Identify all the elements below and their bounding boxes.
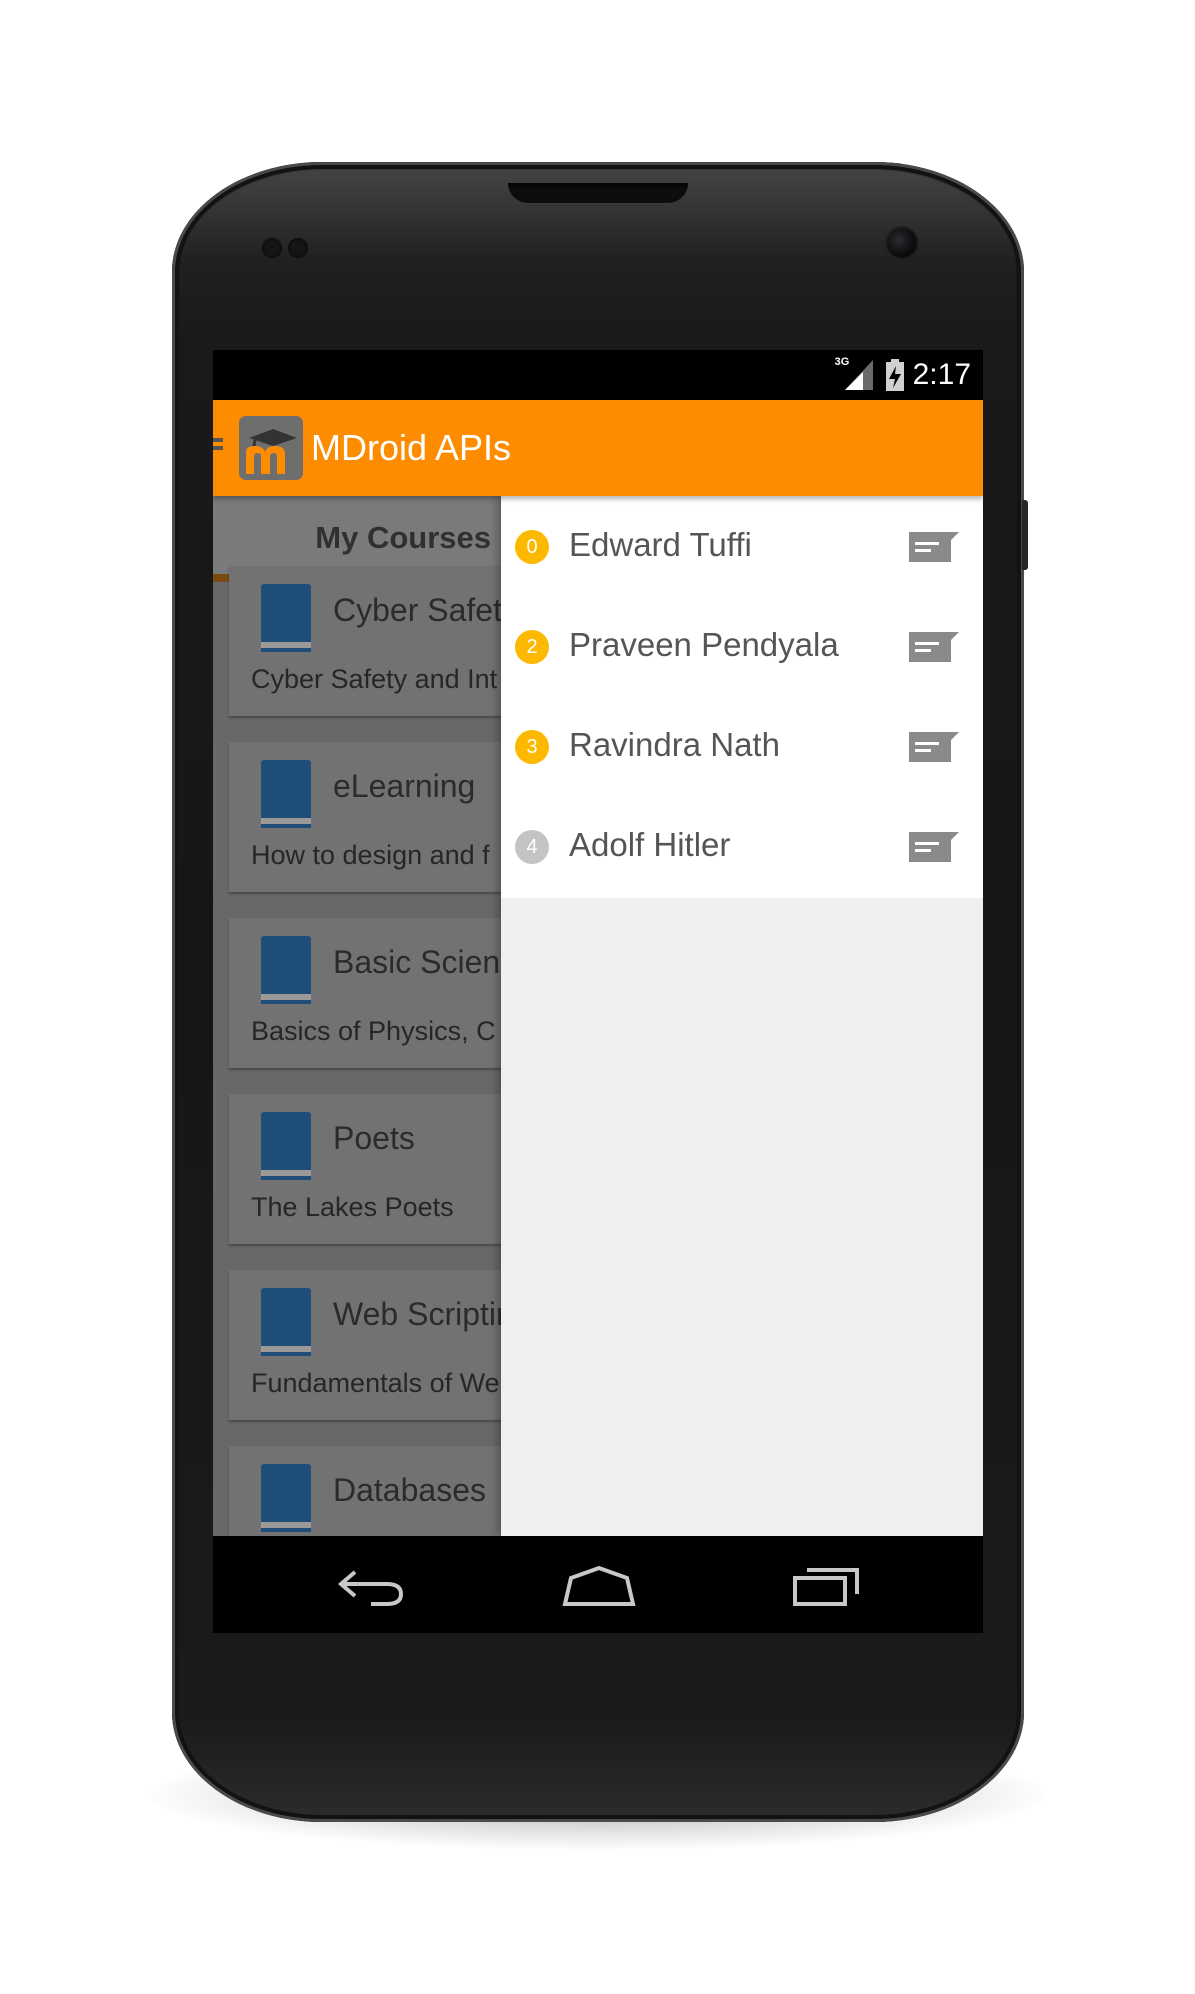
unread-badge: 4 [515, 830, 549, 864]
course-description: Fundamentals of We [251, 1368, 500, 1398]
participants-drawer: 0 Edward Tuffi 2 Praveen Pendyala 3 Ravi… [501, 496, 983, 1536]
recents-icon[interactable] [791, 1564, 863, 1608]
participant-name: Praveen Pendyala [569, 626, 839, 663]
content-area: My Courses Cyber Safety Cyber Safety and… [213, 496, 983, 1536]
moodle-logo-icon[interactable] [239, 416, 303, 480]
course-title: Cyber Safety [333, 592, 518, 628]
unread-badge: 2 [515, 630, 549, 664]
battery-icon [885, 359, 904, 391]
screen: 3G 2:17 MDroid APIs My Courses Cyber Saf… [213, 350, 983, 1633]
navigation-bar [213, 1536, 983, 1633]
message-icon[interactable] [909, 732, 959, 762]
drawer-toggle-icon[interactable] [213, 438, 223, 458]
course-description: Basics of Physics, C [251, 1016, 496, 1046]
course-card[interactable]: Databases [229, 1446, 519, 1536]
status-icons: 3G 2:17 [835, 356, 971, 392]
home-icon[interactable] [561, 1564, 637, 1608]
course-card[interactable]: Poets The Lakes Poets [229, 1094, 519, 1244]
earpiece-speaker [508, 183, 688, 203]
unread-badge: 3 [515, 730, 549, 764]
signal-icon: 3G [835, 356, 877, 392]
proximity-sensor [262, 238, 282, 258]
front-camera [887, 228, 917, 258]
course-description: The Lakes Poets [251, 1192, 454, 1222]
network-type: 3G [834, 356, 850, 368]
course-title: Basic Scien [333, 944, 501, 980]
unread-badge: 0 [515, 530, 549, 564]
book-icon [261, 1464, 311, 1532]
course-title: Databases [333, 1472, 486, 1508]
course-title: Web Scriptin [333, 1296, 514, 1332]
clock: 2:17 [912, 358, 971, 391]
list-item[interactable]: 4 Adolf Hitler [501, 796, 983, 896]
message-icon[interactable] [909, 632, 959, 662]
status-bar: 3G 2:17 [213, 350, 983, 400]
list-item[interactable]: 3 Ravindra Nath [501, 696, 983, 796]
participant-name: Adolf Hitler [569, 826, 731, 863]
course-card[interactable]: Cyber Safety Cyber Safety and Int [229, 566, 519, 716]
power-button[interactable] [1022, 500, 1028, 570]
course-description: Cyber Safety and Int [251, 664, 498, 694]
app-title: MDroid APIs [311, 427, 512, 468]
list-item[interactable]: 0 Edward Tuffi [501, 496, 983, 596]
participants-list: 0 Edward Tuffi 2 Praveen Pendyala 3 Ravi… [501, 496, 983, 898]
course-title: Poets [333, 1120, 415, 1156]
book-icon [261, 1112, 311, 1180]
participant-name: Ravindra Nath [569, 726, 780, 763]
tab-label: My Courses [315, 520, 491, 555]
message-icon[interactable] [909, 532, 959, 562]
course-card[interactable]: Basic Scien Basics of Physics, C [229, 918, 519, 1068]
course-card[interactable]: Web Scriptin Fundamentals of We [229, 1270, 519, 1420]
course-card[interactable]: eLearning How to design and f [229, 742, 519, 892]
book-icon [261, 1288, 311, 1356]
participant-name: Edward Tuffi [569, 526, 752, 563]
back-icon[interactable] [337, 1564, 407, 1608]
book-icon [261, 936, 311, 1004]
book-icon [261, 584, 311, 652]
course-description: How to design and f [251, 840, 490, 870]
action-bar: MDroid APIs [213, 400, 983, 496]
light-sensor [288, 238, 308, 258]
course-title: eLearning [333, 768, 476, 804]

◆ **TASK TO COMPLETE**:
Print every line above with the same wording, leaving out the picture.

◆ **RESULT OF THE EXERCISE**:
Identify all the elements below and their bounding boxes.
unread-badge: 4 [515, 830, 549, 864]
course-description: Fundamentals of We [251, 1368, 500, 1398]
participants-drawer: 0 Edward Tuffi 2 Praveen Pendyala 3 Ravi… [501, 496, 983, 1536]
recents-icon[interactable] [791, 1564, 863, 1608]
participant-name: Praveen Pendyala [569, 626, 839, 663]
content-area: My Courses Cyber Safety Cyber Safety and… [213, 496, 983, 1536]
moodle-logo-icon[interactable] [239, 416, 303, 480]
course-title: Cyber Safety [333, 592, 518, 628]
unread-badge: 2 [515, 630, 549, 664]
battery-icon [885, 359, 904, 391]
screen: 3G 2:17 MDroid APIs My Courses Cyber Saf… [213, 350, 983, 1633]
navigation-bar [213, 1536, 983, 1633]
message-icon[interactable] [909, 732, 959, 762]
drawer-toggle-icon[interactable] [213, 438, 223, 458]
course-description: Basics of Physics, C [251, 1016, 496, 1046]
course-card[interactable]: Databases [229, 1446, 519, 1536]
status-icons: 3G 2:17 [835, 356, 971, 392]
home-icon[interactable] [561, 1564, 637, 1608]
course-card[interactable]: Poets The Lakes Poets [229, 1094, 519, 1244]
earpiece-speaker [508, 183, 688, 203]
unread-badge: 3 [515, 730, 549, 764]
signal-icon: 3G [835, 356, 877, 392]
proximity-sensor [262, 238, 282, 258]
front-camera [887, 228, 917, 258]
course-description: The Lakes Poets [251, 1192, 454, 1222]
network-type: 3G [834, 356, 850, 368]
course-title: Basic Scien [333, 944, 501, 980]
unread-badge: 0 [515, 530, 549, 564]
book-icon [261, 1464, 311, 1532]
course-title: Databases [333, 1472, 486, 1508]
course-title: Web Scriptin [333, 1296, 514, 1332]
clock: 2:17 [912, 358, 971, 391]
list-item[interactable]: 4 Adolf Hitler [501, 796, 983, 896]
message-icon[interactable] [909, 632, 959, 662]
status-bar: 3G 2:17 [213, 350, 983, 400]
list-item[interactable]: 3 Ravindra Nath [501, 696, 983, 796]
participant-name: Adolf Hitler [569, 826, 731, 863]
course-card[interactable]: Cyber Safety Cyber Safety and Int [229, 566, 519, 716]
power-button[interactable] [1022, 500, 1028, 570]
course-description: Cyber Safety and Int [251, 664, 498, 694]
app-title: MDroid APIs [311, 427, 512, 468]
list-item[interactable]: 0 Edward Tuffi [501, 496, 983, 596]
participants-list: 0 Edward Tuffi 2 Praveen Pendyala 3 Ravi… [501, 496, 983, 898]
course-title: Poets [333, 1120, 415, 1156]
book-icon [261, 1112, 311, 1180]
participant-name: Ravindra Nath [569, 726, 780, 763]
tab-label: My Courses [315, 520, 491, 555]
message-icon[interactable] [909, 532, 959, 562]
course-card[interactable]: Basic Scien Basics of Physics, C [229, 918, 519, 1068]
course-card[interactable]: Web Scriptin Fundamentals of We [229, 1270, 519, 1420]
course-card[interactable]: eLearning How to design and f [229, 742, 519, 892]
book-icon [261, 1288, 311, 1356]
participant-name: Edward Tuffi [569, 526, 752, 563]
back-icon[interactable] [337, 1564, 407, 1608]
book-icon [261, 936, 311, 1004]
book-icon [261, 584, 311, 652]
course-description: How to design and f [251, 840, 490, 870]
action-bar: MDroid APIs [213, 400, 983, 496]
light-sensor [288, 238, 308, 258]
course-title: eLearning [333, 768, 476, 804]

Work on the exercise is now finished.